■ Given problem
Write out all records as given; omit images.

■ Exercise data
+--
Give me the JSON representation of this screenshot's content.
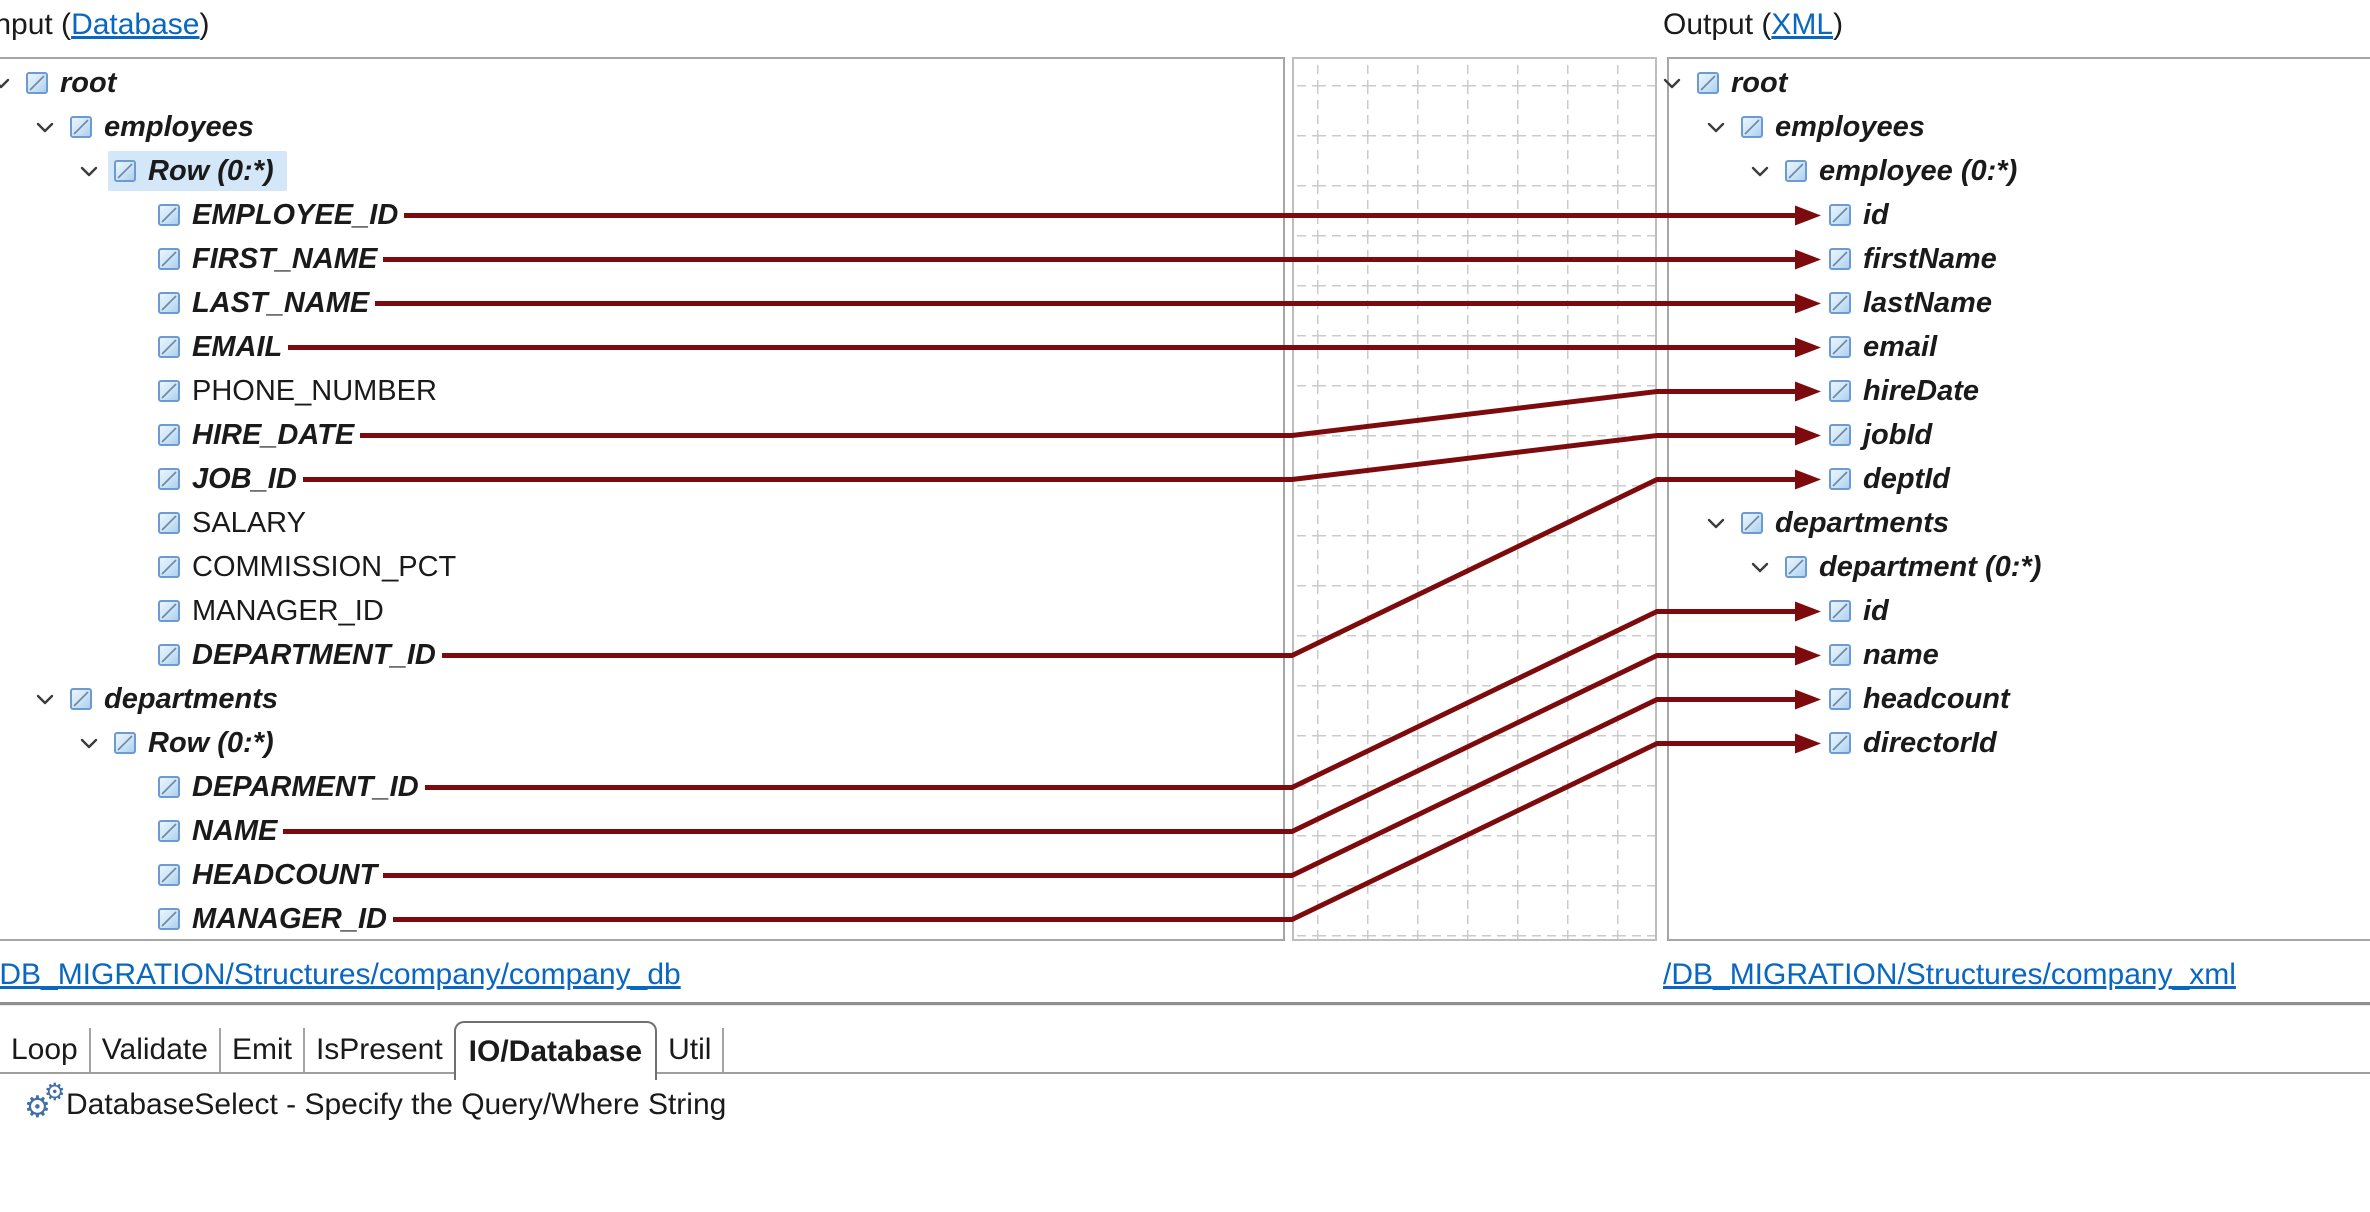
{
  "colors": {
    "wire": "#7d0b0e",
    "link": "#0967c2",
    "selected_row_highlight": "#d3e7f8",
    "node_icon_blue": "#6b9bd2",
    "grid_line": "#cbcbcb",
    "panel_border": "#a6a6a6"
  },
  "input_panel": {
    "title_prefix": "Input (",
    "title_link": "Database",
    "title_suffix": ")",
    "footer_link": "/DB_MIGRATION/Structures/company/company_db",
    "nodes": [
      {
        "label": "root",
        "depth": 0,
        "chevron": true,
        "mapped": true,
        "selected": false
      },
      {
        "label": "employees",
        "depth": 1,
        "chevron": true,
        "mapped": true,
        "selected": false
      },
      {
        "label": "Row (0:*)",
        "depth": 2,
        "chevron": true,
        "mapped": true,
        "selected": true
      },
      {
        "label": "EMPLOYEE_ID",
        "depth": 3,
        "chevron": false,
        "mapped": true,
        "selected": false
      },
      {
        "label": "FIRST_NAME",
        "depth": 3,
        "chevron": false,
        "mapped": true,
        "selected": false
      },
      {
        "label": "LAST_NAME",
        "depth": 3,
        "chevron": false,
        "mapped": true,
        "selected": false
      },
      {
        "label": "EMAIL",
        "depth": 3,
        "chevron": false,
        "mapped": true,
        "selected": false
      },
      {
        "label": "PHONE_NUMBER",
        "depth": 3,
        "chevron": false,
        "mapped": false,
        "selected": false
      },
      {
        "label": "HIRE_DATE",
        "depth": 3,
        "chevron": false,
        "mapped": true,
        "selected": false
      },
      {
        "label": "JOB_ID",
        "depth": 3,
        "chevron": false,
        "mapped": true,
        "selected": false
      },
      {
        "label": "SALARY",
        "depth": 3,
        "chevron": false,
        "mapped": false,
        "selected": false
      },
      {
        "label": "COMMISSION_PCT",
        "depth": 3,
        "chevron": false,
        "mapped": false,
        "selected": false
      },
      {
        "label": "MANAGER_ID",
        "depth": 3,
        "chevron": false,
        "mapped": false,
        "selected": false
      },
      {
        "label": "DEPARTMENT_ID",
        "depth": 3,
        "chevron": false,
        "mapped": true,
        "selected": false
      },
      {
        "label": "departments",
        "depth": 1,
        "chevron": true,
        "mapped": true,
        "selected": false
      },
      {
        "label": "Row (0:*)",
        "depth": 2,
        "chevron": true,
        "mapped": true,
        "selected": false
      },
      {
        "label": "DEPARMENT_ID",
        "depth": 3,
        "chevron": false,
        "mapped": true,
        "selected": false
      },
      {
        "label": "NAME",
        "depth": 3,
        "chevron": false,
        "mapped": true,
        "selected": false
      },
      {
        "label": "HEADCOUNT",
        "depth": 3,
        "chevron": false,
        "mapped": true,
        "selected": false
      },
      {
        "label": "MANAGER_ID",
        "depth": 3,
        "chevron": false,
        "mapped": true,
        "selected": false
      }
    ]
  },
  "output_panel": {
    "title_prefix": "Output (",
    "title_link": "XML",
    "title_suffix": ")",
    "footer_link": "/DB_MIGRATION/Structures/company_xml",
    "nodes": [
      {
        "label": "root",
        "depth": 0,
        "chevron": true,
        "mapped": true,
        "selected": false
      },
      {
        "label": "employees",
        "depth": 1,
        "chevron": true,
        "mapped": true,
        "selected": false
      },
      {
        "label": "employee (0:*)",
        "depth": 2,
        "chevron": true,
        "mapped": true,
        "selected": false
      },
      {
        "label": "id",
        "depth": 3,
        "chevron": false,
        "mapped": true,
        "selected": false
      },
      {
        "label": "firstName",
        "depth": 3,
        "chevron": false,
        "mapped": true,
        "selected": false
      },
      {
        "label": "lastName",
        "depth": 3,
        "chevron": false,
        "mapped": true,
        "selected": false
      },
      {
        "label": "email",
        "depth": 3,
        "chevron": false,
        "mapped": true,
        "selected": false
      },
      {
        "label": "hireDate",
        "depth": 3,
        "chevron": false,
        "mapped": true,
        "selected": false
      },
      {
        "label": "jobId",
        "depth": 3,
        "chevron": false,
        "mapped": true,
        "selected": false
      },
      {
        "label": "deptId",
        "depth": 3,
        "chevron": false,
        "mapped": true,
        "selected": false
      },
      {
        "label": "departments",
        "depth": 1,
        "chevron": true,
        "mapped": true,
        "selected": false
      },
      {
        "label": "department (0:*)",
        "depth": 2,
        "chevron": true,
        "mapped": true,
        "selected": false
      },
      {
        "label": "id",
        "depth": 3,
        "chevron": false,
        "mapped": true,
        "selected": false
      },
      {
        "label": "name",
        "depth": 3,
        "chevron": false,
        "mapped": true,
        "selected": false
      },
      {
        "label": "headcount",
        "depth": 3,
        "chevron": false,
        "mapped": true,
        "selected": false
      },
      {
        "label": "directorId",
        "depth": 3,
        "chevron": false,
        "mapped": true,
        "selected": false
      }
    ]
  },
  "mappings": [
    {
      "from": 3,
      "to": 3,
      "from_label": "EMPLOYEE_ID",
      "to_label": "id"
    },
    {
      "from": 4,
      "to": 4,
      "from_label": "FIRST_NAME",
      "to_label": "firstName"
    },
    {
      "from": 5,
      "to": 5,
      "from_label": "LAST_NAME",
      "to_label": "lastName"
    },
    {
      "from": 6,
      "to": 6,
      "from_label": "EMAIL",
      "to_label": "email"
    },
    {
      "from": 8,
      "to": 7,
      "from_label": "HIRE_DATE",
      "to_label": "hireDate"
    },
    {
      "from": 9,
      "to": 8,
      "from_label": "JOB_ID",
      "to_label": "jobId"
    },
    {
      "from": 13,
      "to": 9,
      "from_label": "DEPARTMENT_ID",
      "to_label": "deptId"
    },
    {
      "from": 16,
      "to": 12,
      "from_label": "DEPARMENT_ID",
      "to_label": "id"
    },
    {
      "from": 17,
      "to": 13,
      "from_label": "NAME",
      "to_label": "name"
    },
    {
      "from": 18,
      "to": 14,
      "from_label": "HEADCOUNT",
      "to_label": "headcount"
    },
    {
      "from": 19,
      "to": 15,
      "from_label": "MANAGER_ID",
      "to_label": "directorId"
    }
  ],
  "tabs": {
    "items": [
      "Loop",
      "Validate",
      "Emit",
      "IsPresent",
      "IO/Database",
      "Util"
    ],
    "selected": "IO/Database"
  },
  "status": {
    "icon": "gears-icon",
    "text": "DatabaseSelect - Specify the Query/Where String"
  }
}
+--
■ The solution
Give me the JSON representation of this screenshot's content.
{
  "colors": {
    "wire": "#7d0b0e",
    "link": "#0967c2",
    "selected_row_highlight": "#d3e7f8",
    "node_icon_blue": "#6b9bd2",
    "grid_line": "#cbcbcb",
    "panel_border": "#a6a6a6"
  },
  "input_panel": {
    "title_prefix": "Input (",
    "title_link": "Database",
    "title_suffix": ")",
    "footer_link": "/DB_MIGRATION/Structures/company/company_db",
    "nodes": [
      {
        "label": "root",
        "depth": 0,
        "chevron": true,
        "mapped": true,
        "selected": false
      },
      {
        "label": "employees",
        "depth": 1,
        "chevron": true,
        "mapped": true,
        "selected": false
      },
      {
        "label": "Row (0:*)",
        "depth": 2,
        "chevron": true,
        "mapped": true,
        "selected": true
      },
      {
        "label": "EMPLOYEE_ID",
        "depth": 3,
        "chevron": false,
        "mapped": true,
        "selected": false
      },
      {
        "label": "FIRST_NAME",
        "depth": 3,
        "chevron": false,
        "mapped": true,
        "selected": false
      },
      {
        "label": "LAST_NAME",
        "depth": 3,
        "chevron": false,
        "mapped": true,
        "selected": false
      },
      {
        "label": "EMAIL",
        "depth": 3,
        "chevron": false,
        "mapped": true,
        "selected": false
      },
      {
        "label": "PHONE_NUMBER",
        "depth": 3,
        "chevron": false,
        "mapped": false,
        "selected": false
      },
      {
        "label": "HIRE_DATE",
        "depth": 3,
        "chevron": false,
        "mapped": true,
        "selected": false
      },
      {
        "label": "JOB_ID",
        "depth": 3,
        "chevron": false,
        "mapped": true,
        "selected": false
      },
      {
        "label": "SALARY",
        "depth": 3,
        "chevron": false,
        "mapped": false,
        "selected": false
      },
      {
        "label": "COMMISSION_PCT",
        "depth": 3,
        "chevron": false,
        "mapped": false,
        "selected": false
      },
      {
        "label": "MANAGER_ID",
        "depth": 3,
        "chevron": false,
        "mapped": false,
        "selected": false
      },
      {
        "label": "DEPARTMENT_ID",
        "depth": 3,
        "chevron": false,
        "mapped": true,
        "selected": false
      },
      {
        "label": "departments",
        "depth": 1,
        "chevron": true,
        "mapped": true,
        "selected": false
      },
      {
        "label": "Row (0:*)",
        "depth": 2,
        "chevron": true,
        "mapped": true,
        "selected": false
      },
      {
        "label": "DEPARMENT_ID",
        "depth": 3,
        "chevron": false,
        "mapped": true,
        "selected": false
      },
      {
        "label": "NAME",
        "depth": 3,
        "chevron": false,
        "mapped": true,
        "selected": false
      },
      {
        "label": "HEADCOUNT",
        "depth": 3,
        "chevron": false,
        "mapped": true,
        "selected": false
      },
      {
        "label": "MANAGER_ID",
        "depth": 3,
        "chevron": false,
        "mapped": true,
        "selected": false
      }
    ]
  },
  "output_panel": {
    "title_prefix": "Output (",
    "title_link": "XML",
    "title_suffix": ")",
    "footer_link": "/DB_MIGRATION/Structures/company_xml",
    "nodes": [
      {
        "label": "root",
        "depth": 0,
        "chevron": true,
        "mapped": true,
        "selected": false
      },
      {
        "label": "employees",
        "depth": 1,
        "chevron": true,
        "mapped": true,
        "selected": false
      },
      {
        "label": "employee (0:*)",
        "depth": 2,
        "chevron": true,
        "mapped": true,
        "selected": false
      },
      {
        "label": "id",
        "depth": 3,
        "chevron": false,
        "mapped": true,
        "selected": false
      },
      {
        "label": "firstName",
        "depth": 3,
        "chevron": false,
        "mapped": true,
        "selected": false
      },
      {
        "label": "lastName",
        "depth": 3,
        "chevron": false,
        "mapped": true,
        "selected": false
      },
      {
        "label": "email",
        "depth": 3,
        "chevron": false,
        "mapped": true,
        "selected": false
      },
      {
        "label": "hireDate",
        "depth": 3,
        "chevron": false,
        "mapped": true,
        "selected": false
      },
      {
        "label": "jobId",
        "depth": 3,
        "chevron": false,
        "mapped": true,
        "selected": false
      },
      {
        "label": "deptId",
        "depth": 3,
        "chevron": false,
        "mapped": true,
        "selected": false
      },
      {
        "label": "departments",
        "depth": 1,
        "chevron": true,
        "mapped": true,
        "selected": false
      },
      {
        "label": "department (0:*)",
        "depth": 2,
        "chevron": true,
        "mapped": true,
        "selected": false
      },
      {
        "label": "id",
        "depth": 3,
        "chevron": false,
        "mapped": true,
        "selected": false
      },
      {
        "label": "name",
        "depth": 3,
        "chevron": false,
        "mapped": true,
        "selected": false
      },
      {
        "label": "headcount",
        "depth": 3,
        "chevron": false,
        "mapped": true,
        "selected": false
      },
      {
        "label": "directorId",
        "depth": 3,
        "chevron": false,
        "mapped": true,
        "selected": false
      }
    ]
  },
  "mappings": [
    {
      "from": 3,
      "to": 3,
      "from_label": "EMPLOYEE_ID",
      "to_label": "id"
    },
    {
      "from": 4,
      "to": 4,
      "from_label": "FIRST_NAME",
      "to_label": "firstName"
    },
    {
      "from": 5,
      "to": 5,
      "from_label": "LAST_NAME",
      "to_label": "lastName"
    },
    {
      "from": 6,
      "to": 6,
      "from_label": "EMAIL",
      "to_label": "email"
    },
    {
      "from": 8,
      "to": 7,
      "from_label": "HIRE_DATE",
      "to_label": "hireDate"
    },
    {
      "from": 9,
      "to": 8,
      "from_label": "JOB_ID",
      "to_label": "jobId"
    },
    {
      "from": 13,
      "to": 9,
      "from_label": "DEPARTMENT_ID",
      "to_label": "deptId"
    },
    {
      "from": 16,
      "to": 12,
      "from_label": "DEPARMENT_ID",
      "to_label": "id"
    },
    {
      "from": 17,
      "to": 13,
      "from_label": "NAME",
      "to_label": "name"
    },
    {
      "from": 18,
      "to": 14,
      "from_label": "HEADCOUNT",
      "to_label": "headcount"
    },
    {
      "from": 19,
      "to": 15,
      "from_label": "MANAGER_ID",
      "to_label": "directorId"
    }
  ],
  "tabs": {
    "items": [
      "Loop",
      "Validate",
      "Emit",
      "IsPresent",
      "IO/Database",
      "Util"
    ],
    "selected": "IO/Database"
  },
  "status": {
    "icon": "gears-icon",
    "text": "DatabaseSelect - Specify the Query/Where String"
  }
}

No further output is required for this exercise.